:: Task inputs ::

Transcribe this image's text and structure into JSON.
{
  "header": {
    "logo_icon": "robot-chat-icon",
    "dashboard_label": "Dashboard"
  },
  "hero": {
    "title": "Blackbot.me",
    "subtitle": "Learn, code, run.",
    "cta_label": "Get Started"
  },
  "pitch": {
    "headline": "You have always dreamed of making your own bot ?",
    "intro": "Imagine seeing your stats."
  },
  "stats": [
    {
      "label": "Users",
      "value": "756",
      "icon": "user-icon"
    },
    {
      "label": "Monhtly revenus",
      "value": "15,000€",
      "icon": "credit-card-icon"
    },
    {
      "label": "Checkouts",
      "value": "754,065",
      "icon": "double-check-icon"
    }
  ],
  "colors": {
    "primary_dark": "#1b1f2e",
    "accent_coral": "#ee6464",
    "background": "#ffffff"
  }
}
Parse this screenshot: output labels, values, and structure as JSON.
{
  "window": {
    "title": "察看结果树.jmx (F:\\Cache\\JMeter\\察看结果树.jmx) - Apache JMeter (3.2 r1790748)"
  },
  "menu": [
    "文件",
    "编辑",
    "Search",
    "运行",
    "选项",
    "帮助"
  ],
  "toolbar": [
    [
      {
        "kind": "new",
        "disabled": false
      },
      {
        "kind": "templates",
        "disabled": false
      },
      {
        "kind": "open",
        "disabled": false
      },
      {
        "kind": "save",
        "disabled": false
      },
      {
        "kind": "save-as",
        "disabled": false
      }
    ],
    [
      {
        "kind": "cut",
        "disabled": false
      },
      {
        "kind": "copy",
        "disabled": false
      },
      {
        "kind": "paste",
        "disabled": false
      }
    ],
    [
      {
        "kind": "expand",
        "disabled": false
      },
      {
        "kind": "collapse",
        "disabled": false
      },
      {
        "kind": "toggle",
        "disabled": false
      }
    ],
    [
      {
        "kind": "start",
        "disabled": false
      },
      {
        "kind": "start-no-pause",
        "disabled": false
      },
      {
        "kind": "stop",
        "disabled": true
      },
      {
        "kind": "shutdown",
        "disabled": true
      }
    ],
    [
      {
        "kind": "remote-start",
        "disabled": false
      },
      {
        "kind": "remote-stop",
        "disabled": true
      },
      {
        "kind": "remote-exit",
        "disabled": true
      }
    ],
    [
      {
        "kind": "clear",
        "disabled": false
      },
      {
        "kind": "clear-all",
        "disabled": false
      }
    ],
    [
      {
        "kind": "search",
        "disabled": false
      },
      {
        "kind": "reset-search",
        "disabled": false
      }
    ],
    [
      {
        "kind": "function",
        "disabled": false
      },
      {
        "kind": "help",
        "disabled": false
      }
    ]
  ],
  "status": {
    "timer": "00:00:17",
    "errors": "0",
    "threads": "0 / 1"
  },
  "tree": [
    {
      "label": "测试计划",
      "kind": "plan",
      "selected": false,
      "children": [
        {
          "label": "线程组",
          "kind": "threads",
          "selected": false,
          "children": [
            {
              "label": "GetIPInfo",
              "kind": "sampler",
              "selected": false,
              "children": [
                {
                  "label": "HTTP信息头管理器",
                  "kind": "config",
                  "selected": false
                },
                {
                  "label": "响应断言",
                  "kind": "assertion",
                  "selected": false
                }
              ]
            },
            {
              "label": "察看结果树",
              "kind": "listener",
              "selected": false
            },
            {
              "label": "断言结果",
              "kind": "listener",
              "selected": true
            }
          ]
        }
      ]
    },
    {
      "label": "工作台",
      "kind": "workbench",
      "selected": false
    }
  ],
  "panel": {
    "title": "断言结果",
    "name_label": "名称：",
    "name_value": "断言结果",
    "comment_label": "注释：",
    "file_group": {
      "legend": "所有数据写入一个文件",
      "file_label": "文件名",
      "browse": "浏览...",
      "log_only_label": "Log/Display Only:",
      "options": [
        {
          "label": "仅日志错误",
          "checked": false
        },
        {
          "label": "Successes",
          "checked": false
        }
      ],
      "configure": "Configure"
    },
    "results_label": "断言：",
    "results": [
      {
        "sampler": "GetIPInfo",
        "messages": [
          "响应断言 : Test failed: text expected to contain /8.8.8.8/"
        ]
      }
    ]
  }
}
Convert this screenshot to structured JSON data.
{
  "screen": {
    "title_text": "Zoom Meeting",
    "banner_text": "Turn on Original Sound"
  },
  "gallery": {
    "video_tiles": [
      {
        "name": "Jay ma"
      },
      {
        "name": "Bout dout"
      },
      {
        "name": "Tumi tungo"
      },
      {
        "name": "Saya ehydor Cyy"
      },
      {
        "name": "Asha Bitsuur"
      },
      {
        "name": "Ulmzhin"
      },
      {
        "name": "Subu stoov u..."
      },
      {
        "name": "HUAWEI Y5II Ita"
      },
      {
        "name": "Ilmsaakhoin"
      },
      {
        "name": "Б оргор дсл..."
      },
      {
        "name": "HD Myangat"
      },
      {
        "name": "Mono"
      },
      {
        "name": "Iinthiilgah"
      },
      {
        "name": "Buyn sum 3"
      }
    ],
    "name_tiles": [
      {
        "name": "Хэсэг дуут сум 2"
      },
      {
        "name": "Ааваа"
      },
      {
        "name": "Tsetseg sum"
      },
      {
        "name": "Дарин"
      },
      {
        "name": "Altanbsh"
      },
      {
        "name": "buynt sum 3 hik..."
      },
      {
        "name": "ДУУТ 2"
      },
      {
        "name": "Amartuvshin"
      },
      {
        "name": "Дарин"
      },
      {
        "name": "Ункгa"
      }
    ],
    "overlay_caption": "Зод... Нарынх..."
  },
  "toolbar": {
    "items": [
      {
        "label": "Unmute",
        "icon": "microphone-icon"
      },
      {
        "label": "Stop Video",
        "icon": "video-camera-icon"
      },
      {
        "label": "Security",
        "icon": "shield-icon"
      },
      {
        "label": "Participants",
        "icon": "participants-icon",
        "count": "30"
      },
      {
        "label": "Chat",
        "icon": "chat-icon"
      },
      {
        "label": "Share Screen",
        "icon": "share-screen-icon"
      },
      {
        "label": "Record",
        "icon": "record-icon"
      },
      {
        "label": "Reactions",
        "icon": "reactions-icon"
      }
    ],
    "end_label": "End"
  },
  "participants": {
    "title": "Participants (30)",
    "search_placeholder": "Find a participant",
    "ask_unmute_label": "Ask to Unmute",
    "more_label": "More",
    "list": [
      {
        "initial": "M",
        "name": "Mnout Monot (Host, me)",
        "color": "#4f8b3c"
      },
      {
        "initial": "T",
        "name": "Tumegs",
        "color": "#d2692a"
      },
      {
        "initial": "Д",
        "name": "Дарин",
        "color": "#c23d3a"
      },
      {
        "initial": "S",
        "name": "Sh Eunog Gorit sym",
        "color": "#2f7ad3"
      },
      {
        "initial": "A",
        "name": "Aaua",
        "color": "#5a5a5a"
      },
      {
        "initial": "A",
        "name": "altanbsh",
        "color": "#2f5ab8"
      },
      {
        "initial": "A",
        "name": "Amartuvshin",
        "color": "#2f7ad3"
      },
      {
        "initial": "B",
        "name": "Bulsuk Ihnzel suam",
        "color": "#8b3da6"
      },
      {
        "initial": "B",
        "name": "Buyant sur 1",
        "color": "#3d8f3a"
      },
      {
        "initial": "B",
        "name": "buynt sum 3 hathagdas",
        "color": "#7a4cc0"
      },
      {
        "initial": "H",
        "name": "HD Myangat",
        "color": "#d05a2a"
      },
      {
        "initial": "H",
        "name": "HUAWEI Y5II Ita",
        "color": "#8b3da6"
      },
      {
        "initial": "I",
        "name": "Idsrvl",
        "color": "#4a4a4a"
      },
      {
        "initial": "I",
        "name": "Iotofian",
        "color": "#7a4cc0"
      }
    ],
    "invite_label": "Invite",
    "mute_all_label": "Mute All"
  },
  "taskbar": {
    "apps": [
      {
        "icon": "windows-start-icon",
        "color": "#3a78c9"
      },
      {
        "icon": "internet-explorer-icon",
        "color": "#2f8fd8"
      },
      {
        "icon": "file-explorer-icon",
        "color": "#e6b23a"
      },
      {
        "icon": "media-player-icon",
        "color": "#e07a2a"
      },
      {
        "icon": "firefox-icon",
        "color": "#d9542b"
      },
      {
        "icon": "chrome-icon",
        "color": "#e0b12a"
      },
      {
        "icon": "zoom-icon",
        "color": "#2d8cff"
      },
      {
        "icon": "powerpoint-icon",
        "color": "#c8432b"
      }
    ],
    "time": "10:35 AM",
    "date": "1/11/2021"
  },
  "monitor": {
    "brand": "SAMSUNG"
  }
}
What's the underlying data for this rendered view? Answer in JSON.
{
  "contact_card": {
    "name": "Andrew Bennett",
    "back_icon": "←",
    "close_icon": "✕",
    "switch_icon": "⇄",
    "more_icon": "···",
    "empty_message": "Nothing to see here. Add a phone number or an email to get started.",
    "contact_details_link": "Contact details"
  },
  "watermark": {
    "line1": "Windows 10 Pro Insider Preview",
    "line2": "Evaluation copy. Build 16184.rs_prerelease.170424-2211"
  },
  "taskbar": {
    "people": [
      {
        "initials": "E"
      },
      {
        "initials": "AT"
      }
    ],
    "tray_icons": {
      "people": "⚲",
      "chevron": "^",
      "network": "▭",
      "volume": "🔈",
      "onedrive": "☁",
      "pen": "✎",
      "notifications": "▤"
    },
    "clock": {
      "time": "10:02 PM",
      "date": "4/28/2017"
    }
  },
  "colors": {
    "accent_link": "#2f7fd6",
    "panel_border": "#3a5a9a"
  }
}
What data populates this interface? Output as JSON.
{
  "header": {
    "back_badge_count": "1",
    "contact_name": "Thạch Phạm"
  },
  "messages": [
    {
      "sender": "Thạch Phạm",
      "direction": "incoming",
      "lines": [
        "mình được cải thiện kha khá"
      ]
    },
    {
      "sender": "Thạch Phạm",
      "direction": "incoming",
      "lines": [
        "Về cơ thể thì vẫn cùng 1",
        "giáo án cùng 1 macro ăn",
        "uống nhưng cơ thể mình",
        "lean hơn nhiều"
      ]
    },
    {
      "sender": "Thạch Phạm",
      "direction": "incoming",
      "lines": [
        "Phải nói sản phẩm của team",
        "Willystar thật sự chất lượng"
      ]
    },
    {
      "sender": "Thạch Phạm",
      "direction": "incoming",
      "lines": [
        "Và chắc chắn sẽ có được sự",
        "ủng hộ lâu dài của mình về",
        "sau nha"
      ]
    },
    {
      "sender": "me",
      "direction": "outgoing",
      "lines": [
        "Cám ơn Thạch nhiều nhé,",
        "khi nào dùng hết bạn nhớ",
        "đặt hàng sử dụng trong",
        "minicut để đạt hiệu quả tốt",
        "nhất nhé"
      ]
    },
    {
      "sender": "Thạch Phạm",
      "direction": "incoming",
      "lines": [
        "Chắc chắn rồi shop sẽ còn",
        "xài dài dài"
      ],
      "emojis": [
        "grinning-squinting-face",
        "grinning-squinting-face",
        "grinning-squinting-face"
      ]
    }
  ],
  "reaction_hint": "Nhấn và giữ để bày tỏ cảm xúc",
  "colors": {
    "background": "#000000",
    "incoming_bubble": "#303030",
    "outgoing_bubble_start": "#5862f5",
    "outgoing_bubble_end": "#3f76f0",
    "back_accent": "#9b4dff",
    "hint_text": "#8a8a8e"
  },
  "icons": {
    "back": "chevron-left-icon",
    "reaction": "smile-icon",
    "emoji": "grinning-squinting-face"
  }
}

:::

# Task to carry out
In the listing above, find each line with the word "screenshot" and copy it.

# Written response
Parse this screenshot: output labels, values, and structure as JSON.
Convert this screenshot to structured JSON data.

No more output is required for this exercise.